Read through the entries below and return each line with the word "Thank".

## begin

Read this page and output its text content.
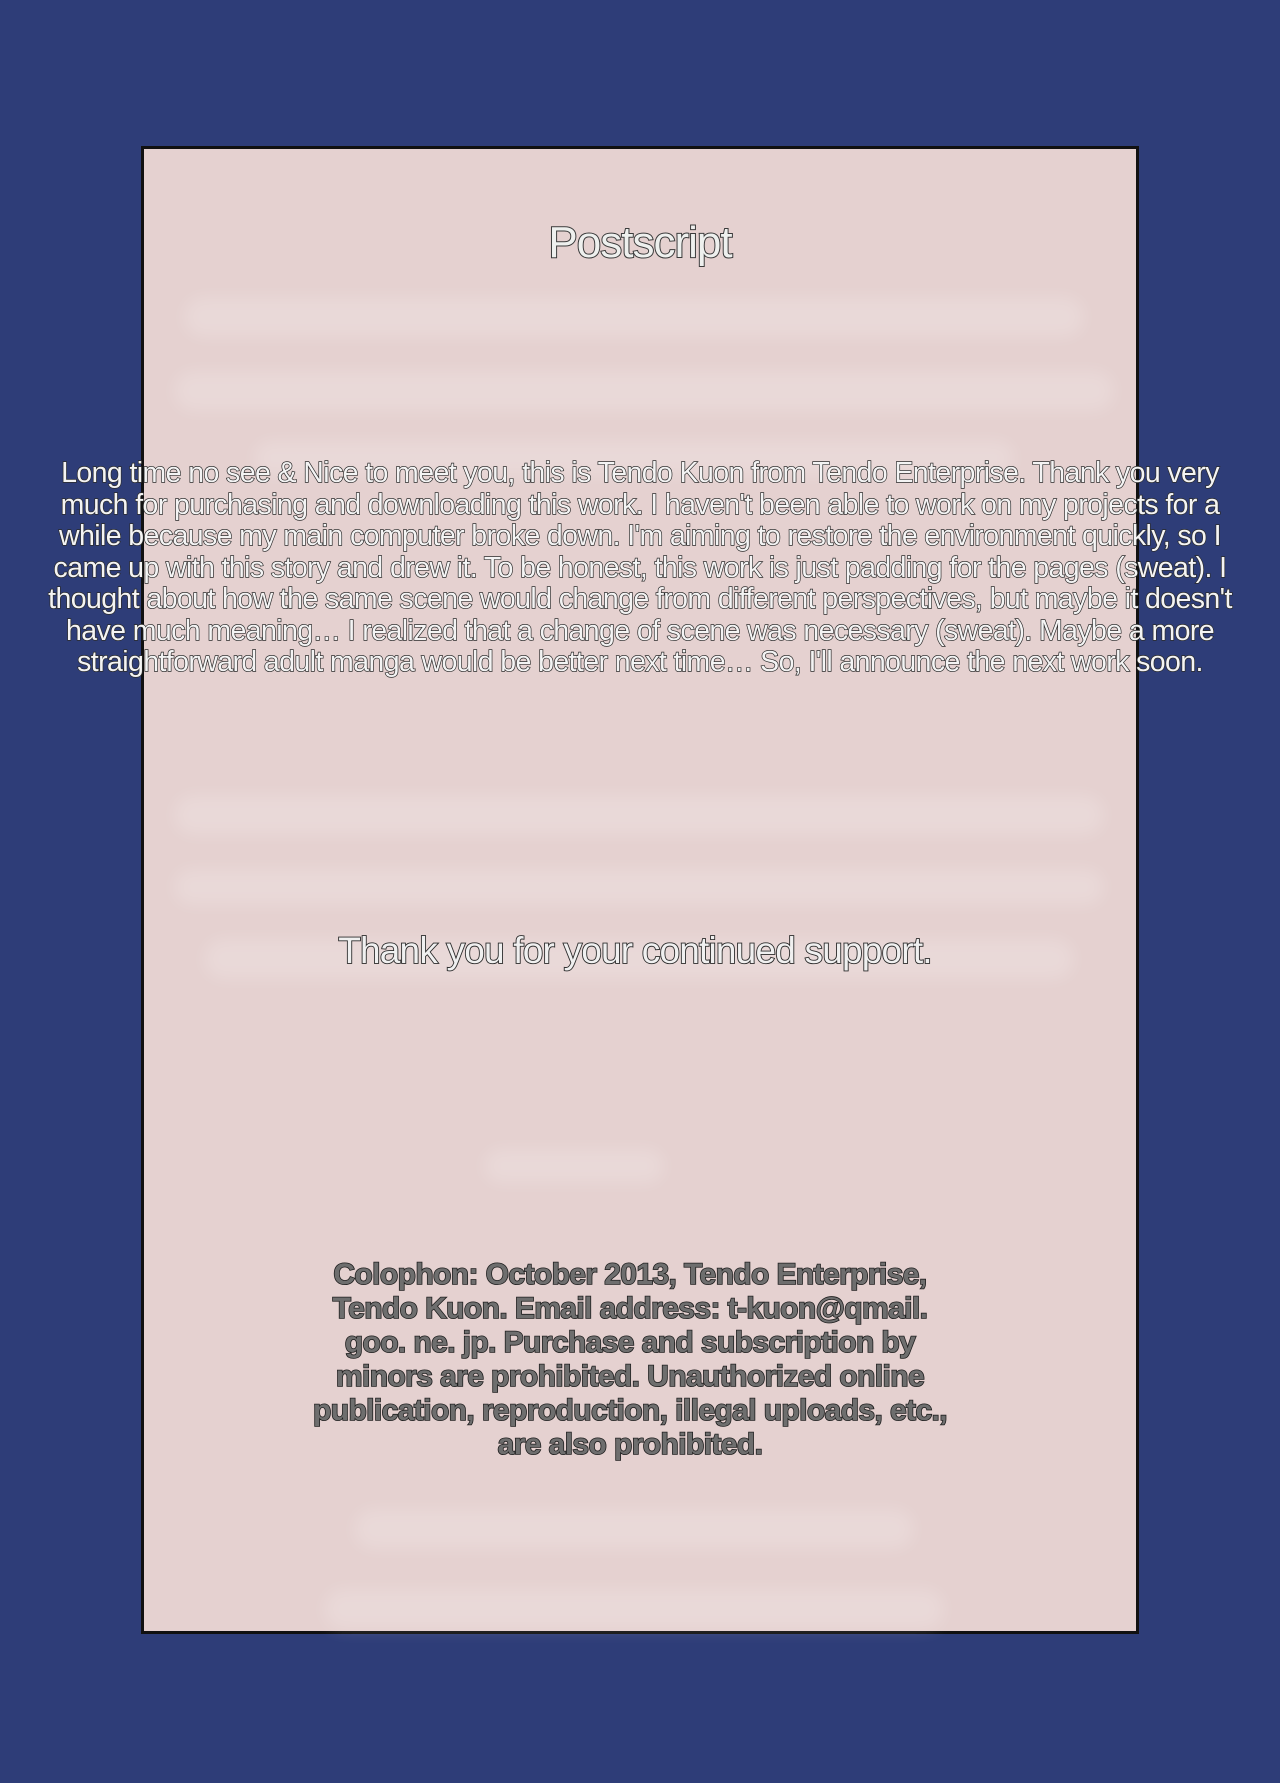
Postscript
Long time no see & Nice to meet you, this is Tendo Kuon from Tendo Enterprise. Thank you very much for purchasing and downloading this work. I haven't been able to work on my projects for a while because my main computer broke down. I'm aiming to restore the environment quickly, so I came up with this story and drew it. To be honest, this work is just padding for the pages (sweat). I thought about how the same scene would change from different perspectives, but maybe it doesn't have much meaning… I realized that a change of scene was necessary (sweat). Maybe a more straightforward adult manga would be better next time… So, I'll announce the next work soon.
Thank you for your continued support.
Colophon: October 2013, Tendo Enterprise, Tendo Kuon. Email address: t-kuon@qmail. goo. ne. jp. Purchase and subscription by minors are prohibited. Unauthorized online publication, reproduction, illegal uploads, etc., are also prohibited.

## end

- _OUTPUT FOR THIS EXERCISE_
Long time no see & Nice to meet you, this is Tendo Kuon from Tendo Enterprise. Thank you very much for purchasing and downloading this work. I haven't been able to work on my projects for a while because my main computer broke down. I'm aiming to restore the environment quickly, so I came up with this story and drew it. To be honest, this work is just padding for the pages (sweat). I thought about how the same scene would change from different perspectives, but maybe it doesn't have much meaning… I realized that a change of scene was necessary (sweat). Maybe a more straightforward adult manga would be better next time… So, I'll announce the next work soon.
Thank you for your continued support.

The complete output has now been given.